Written request:
From the entries below, please gather each line containing the string "avatar".

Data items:
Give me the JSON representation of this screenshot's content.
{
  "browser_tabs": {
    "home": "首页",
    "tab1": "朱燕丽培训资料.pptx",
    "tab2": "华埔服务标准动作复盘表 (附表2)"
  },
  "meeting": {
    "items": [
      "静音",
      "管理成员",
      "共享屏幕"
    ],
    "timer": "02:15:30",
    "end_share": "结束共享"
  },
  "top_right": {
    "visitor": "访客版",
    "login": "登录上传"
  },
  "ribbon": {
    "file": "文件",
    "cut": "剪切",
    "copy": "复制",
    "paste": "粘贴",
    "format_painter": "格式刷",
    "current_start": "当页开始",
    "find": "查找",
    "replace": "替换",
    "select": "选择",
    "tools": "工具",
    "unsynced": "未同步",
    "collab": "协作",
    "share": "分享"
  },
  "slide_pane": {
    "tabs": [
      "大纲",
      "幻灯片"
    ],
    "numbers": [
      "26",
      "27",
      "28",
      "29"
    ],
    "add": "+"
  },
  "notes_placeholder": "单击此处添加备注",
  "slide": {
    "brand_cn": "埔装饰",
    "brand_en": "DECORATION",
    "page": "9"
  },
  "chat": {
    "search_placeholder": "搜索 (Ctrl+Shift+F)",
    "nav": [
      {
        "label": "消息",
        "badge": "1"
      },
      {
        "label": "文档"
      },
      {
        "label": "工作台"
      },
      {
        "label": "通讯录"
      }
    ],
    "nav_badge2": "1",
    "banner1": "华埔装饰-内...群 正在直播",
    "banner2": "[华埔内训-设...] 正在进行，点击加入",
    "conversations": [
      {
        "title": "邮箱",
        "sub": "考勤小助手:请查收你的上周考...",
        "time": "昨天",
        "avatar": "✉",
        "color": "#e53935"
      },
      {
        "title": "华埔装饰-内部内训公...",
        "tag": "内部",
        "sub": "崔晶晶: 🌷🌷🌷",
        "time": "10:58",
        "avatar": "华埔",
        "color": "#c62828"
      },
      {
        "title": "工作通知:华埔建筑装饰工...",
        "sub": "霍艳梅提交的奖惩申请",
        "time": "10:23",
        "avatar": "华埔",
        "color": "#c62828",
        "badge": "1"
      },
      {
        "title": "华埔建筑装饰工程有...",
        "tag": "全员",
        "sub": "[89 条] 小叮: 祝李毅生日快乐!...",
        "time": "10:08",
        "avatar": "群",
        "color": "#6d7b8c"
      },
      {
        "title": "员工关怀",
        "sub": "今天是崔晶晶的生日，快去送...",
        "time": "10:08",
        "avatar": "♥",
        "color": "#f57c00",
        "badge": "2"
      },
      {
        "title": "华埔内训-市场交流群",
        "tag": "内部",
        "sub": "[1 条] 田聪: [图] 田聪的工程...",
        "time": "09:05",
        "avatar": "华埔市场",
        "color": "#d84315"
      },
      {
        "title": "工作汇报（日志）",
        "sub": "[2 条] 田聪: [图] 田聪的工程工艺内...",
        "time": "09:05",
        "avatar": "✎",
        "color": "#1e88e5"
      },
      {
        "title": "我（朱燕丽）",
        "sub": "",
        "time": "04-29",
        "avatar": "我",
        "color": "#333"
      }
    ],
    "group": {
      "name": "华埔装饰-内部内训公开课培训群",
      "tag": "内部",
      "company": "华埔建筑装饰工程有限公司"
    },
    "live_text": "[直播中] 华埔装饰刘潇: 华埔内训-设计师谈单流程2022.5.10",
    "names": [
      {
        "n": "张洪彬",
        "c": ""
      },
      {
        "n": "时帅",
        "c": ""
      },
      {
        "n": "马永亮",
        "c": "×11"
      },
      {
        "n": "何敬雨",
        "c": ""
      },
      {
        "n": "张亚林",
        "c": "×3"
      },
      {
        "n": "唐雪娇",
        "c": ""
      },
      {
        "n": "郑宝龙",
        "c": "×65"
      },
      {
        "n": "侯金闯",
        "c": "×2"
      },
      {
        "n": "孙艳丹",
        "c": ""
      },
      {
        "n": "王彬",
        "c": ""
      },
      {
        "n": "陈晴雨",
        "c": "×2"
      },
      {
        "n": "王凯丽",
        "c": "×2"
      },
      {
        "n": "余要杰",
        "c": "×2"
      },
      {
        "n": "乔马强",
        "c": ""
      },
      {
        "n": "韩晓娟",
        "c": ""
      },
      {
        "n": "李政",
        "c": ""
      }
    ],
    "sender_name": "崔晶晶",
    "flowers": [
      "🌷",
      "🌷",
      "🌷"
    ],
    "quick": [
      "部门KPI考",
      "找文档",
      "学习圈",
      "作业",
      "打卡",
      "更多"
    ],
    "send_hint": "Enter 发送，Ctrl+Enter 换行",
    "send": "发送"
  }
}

Complete response:
        "avatar": "✉",
        "avatar": "华埔",
        "avatar": "华埔",
        "avatar": "群",
        "avatar": "♥",
        "avatar": "华埔市场",
        "avatar": "✎",
        "avatar": "我",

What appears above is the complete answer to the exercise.